- **Given problem**
Tally every line of the listing where the string "Lager" is found, and state the total alone.
§ §
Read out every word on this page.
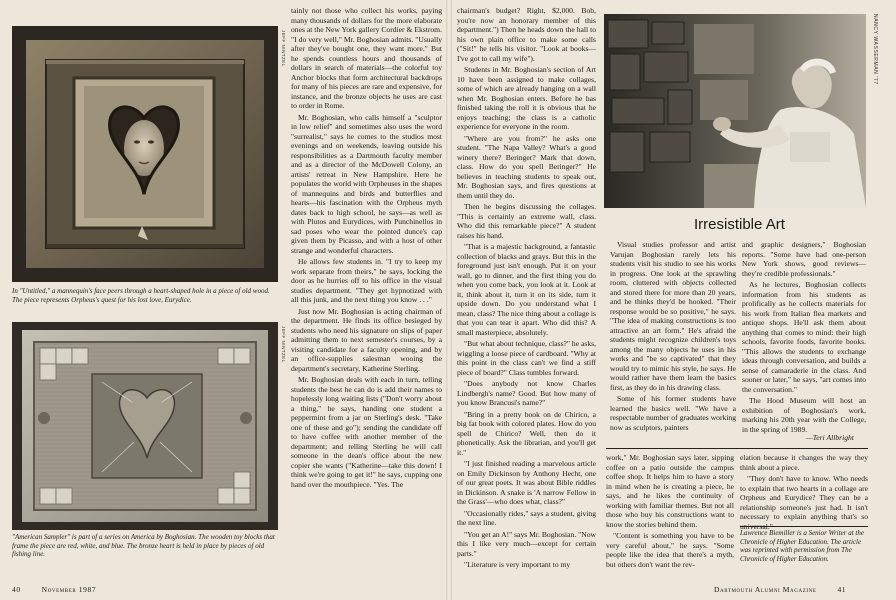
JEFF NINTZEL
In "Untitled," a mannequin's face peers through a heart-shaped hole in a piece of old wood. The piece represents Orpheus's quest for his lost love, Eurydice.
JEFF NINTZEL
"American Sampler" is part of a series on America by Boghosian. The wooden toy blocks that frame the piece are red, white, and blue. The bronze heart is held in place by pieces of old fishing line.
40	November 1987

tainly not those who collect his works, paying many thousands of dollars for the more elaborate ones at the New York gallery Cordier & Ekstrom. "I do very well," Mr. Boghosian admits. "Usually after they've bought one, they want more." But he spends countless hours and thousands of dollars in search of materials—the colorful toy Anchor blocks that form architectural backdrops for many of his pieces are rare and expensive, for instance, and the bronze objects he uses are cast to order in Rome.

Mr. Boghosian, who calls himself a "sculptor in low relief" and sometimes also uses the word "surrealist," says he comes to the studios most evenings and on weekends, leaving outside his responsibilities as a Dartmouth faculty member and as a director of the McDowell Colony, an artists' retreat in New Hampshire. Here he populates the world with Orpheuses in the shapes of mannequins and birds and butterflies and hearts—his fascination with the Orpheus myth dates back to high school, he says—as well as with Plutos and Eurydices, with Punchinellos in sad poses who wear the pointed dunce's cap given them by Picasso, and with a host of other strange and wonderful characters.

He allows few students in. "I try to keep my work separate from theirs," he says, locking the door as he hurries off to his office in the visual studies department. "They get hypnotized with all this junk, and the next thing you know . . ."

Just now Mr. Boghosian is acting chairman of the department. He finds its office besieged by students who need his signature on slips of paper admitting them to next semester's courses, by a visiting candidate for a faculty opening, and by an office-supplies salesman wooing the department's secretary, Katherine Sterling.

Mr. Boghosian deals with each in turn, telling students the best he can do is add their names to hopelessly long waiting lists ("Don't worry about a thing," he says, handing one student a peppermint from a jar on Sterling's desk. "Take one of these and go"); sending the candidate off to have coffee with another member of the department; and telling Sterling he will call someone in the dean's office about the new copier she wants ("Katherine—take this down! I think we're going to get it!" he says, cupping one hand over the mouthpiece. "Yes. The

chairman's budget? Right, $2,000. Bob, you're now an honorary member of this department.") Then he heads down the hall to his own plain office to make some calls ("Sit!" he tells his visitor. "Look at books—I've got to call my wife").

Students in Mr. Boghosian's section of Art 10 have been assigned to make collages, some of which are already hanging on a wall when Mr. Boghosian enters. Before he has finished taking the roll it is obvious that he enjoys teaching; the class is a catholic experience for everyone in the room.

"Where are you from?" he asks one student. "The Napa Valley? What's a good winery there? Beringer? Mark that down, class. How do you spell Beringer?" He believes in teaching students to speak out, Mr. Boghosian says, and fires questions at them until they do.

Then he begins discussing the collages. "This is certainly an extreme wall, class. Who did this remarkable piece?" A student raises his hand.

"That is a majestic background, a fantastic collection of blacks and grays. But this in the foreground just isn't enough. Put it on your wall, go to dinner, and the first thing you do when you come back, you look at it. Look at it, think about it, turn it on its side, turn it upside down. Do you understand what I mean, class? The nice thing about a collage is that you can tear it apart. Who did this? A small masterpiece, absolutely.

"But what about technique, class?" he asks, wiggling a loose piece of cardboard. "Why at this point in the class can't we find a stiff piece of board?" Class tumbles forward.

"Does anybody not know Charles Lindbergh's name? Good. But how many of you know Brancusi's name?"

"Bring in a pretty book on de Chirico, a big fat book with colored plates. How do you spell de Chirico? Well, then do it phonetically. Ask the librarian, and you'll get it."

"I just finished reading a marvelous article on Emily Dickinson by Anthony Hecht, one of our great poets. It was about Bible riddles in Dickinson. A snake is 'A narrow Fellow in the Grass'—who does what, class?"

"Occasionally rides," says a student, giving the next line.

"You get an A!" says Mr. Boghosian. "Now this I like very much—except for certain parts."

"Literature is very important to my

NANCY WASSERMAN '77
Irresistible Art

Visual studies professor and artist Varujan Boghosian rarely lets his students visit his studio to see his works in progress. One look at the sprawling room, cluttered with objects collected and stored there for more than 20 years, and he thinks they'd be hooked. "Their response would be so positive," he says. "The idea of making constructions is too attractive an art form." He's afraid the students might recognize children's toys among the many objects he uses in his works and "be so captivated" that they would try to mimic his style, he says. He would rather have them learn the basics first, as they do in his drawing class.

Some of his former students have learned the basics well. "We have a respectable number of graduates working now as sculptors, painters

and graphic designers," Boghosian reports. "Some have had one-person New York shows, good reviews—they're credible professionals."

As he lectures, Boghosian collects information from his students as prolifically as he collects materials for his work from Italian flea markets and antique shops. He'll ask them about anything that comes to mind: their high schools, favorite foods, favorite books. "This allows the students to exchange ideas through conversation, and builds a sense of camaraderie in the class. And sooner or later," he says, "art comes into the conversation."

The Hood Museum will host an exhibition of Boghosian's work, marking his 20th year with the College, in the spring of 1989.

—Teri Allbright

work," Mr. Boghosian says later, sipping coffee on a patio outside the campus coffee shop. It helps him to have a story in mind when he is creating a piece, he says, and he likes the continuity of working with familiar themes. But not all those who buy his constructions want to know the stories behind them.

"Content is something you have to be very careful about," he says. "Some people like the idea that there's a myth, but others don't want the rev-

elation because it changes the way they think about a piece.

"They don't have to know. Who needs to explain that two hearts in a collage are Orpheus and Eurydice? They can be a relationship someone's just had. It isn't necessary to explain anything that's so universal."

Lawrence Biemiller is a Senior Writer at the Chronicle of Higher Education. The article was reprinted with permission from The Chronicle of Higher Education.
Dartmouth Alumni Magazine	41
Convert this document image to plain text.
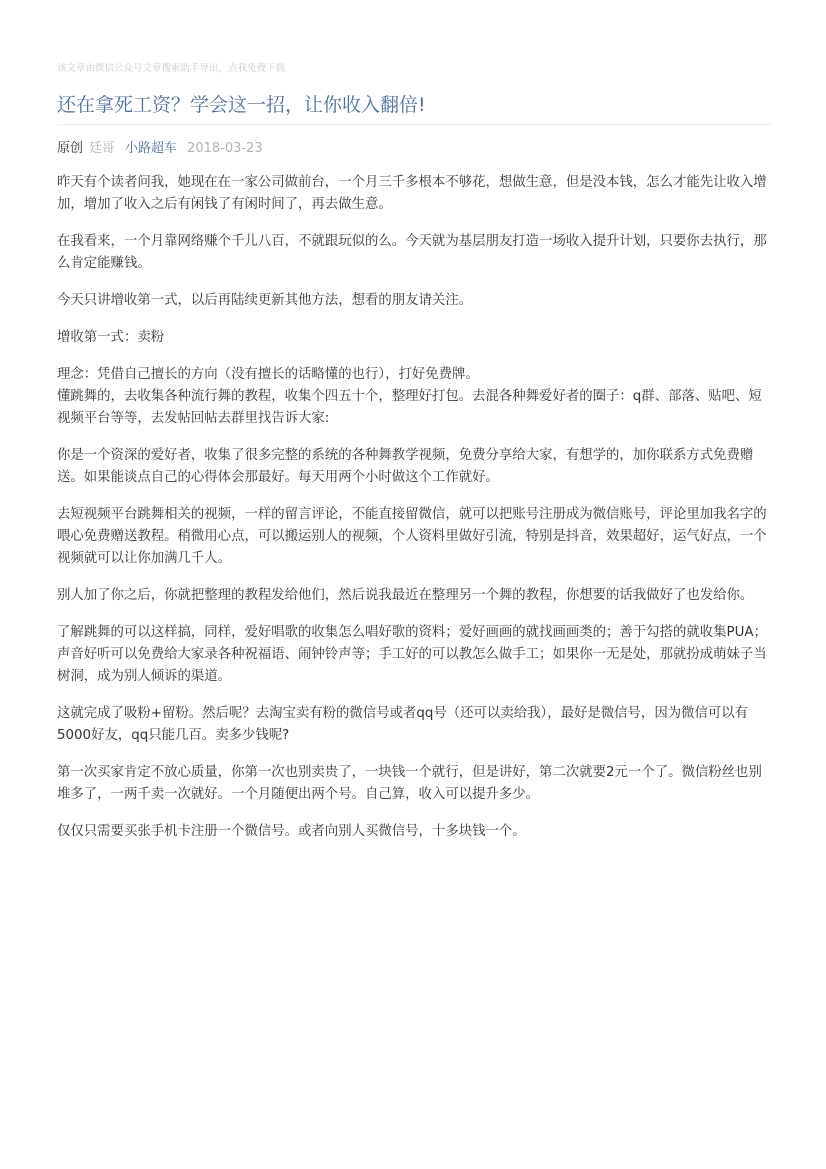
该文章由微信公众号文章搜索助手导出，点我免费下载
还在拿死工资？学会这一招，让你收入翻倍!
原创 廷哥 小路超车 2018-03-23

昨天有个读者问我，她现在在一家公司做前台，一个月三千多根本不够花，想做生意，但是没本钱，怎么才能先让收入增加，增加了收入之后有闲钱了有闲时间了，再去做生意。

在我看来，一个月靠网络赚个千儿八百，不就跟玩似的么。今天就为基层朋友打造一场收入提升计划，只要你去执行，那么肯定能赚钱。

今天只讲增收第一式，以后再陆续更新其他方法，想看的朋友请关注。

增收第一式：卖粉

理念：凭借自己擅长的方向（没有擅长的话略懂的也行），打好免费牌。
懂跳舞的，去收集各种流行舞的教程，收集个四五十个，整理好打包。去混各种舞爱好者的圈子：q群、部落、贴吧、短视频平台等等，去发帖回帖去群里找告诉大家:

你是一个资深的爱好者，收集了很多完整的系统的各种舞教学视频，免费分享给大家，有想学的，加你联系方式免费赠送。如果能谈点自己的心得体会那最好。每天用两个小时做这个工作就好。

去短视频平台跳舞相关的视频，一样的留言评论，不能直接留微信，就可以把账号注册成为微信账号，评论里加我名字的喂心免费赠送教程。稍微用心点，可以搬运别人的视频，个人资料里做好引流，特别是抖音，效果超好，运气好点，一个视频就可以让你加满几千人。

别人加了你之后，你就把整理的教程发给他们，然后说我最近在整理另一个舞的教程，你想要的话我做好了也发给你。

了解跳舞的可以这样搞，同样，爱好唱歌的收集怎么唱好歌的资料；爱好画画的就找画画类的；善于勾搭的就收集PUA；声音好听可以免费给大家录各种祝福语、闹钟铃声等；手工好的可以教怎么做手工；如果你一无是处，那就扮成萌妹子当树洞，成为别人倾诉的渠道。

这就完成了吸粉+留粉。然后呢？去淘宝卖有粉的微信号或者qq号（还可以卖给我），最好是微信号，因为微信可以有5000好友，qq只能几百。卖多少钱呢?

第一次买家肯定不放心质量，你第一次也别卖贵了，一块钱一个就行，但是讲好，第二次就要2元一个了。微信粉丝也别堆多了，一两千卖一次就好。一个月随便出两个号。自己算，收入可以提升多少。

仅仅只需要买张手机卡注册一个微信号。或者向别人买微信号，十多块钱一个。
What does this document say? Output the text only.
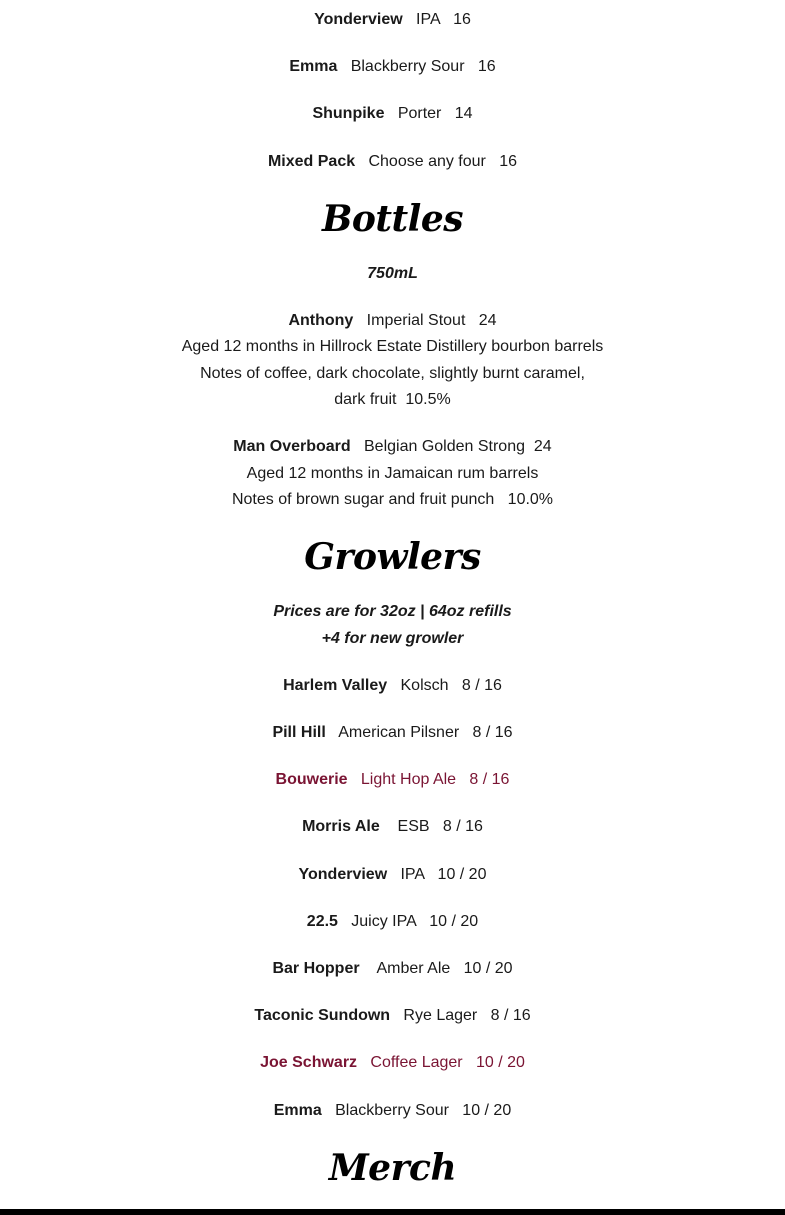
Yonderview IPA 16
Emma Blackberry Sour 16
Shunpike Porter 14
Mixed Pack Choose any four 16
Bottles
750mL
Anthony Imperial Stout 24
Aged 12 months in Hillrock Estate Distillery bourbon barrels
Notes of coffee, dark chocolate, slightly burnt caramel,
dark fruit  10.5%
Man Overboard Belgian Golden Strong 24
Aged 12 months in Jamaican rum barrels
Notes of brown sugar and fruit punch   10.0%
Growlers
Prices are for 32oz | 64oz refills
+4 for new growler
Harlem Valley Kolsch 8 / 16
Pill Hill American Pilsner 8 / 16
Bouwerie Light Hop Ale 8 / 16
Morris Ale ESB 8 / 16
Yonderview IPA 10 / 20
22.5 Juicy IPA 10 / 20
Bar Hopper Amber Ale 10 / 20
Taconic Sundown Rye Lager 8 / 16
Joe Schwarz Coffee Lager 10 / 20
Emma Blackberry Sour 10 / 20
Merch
§ §
- **Result**
2